▶ WHAT IS NEEDED: All entries should be output exactly as they stand.

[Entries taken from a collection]
# # # # #

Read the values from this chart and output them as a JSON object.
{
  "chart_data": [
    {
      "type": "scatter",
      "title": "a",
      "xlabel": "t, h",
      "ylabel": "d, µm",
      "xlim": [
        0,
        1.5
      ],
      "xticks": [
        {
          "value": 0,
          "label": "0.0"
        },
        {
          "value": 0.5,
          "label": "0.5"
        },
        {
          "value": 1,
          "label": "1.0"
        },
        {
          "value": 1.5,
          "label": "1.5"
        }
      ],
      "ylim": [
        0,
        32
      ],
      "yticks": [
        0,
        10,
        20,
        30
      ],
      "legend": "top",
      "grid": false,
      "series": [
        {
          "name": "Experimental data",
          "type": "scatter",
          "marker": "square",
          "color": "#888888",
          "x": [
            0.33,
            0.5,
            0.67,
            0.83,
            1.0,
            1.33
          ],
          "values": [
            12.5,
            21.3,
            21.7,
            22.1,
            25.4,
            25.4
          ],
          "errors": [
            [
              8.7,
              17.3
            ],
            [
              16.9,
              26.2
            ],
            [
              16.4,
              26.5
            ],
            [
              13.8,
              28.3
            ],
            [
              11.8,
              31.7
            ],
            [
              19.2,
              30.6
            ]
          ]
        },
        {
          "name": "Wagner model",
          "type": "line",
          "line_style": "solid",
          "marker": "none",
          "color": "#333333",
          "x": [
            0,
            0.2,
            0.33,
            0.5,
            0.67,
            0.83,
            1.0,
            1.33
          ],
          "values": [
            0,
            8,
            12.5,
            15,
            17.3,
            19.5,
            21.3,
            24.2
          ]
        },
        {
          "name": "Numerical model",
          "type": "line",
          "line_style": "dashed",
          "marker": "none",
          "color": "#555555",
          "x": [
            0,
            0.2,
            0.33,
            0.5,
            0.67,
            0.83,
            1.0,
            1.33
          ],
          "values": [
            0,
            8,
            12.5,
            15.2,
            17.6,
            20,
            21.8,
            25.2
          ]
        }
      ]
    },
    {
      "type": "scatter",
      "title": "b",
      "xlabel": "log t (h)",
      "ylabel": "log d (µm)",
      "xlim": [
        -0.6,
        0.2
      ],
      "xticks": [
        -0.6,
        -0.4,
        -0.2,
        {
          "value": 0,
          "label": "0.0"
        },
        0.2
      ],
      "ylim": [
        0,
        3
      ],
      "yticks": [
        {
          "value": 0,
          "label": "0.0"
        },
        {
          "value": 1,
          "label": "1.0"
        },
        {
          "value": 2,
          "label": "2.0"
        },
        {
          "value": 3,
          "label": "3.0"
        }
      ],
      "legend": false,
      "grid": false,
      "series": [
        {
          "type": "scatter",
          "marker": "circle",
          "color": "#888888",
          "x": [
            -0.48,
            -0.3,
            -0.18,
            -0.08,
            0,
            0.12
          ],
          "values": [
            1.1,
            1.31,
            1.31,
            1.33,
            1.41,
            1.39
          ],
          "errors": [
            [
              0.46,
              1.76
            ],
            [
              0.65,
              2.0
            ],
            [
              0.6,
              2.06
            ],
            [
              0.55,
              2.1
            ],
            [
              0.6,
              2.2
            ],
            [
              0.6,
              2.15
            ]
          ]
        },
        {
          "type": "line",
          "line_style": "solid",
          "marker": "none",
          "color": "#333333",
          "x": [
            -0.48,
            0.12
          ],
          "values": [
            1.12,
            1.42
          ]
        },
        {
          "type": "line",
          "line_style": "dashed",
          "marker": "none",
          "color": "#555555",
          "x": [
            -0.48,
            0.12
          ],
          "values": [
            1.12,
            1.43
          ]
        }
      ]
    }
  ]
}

# # # # #

▶ PROBLEM SOLUTION:
Read the values from this chart and output them as a JSON object.
{
  "chart_data": [
    {
      "type": "scatter",
      "title": "a",
      "xlabel": "t, h",
      "ylabel": "d, µm",
      "xlim": [
        0,
        1.5
      ],
      "xticks": [
        {
          "value": 0,
          "label": "0.0"
        },
        {
          "value": 0.5,
          "label": "0.5"
        },
        {
          "value": 1,
          "label": "1.0"
        },
        {
          "value": 1.5,
          "label": "1.5"
        }
      ],
      "ylim": [
        0,
        32
      ],
      "yticks": [
        0,
        10,
        20,
        30
      ],
      "legend": "top",
      "grid": false,
      "series": [
        {
          "name": "Experimental data",
          "type": "scatter",
          "marker": "square",
          "color": "#888888",
          "x": [
            0.33,
            0.5,
            0.67,
            0.83,
            1.0,
            1.33
          ],
          "values": [
            12.5,
            21.3,
            21.7,
            22.1,
            25.4,
            25.4
          ],
          "errors": [
            [
              8.7,
              17.3
            ],
            [
              16.9,
              26.2
            ],
            [
              16.4,
              26.5
            ],
            [
              13.8,
              28.3
            ],
            [
              11.8,
              31.7
            ],
            [
              19.2,
              30.6
            ]
          ]
        },
        {
          "name": "Wagner model",
          "type": "line",
          "line_style": "solid",
          "marker": "none",
          "color": "#333333",
          "x": [
            0,
            0.2,
            0.33,
            0.5,
            0.67,
            0.83,
            1.0,
            1.33
          ],
          "values": [
            0,
            8,
            12.5,
            15,
            17.3,
            19.5,
            21.3,
            24.2
          ]
        },
        {
          "name": "Numerical model",
          "type": "line",
          "line_style": "dashed",
          "marker": "none",
          "color": "#555555",
          "x": [
            0,
            0.2,
            0.33,
            0.5,
            0.67,
            0.83,
            1.0,
            1.33
          ],
          "values": [
            0,
            8,
            12.5,
            15.2,
            17.6,
            20,
            21.8,
            25.2
          ]
        }
      ]
    },
    {
      "type": "scatter",
      "title": "b",
      "xlabel": "log t (h)",
      "ylabel": "log d (µm)",
      "xlim": [
        -0.6,
        0.2
      ],
      "xticks": [
        -0.6,
        -0.4,
        -0.2,
        {
          "value": 0,
          "label": "0.0"
        },
        0.2
      ],
      "ylim": [
        0,
        3
      ],
      "yticks": [
        {
          "value": 0,
          "label": "0.0"
        },
        {
          "value": 1,
          "label": "1.0"
        },
        {
          "value": 2,
          "label": "2.0"
        },
        {
          "value": 3,
          "label": "3.0"
        }
      ],
      "legend": false,
      "grid": false,
      "series": [
        {
          "type": "scatter",
          "marker": "circle",
          "color": "#888888",
          "x": [
            -0.48,
            -0.3,
            -0.18,
            -0.08,
            0,
            0.12
          ],
          "values": [
            1.1,
            1.31,
            1.31,
            1.33,
            1.41,
            1.39
          ],
          "errors": [
            [
              0.46,
              1.76
            ],
            [
              0.65,
              2.0
            ],
            [
              0.6,
              2.06
            ],
            [
              0.55,
              2.1
            ],
            [
              0.6,
              2.2
            ],
            [
              0.6,
              2.15
            ]
          ]
        },
        {
          "type": "line",
          "line_style": "solid",
          "marker": "none",
          "color": "#333333",
          "x": [
            -0.48,
            0.12
          ],
          "values": [
            1.12,
            1.42
          ]
        },
        {
          "type": "line",
          "line_style": "dashed",
          "marker": "none",
          "color": "#555555",
          "x": [
            -0.48,
            0.12
          ],
          "values": [
            1.12,
            1.43
          ]
        }
      ]
    }
  ]
}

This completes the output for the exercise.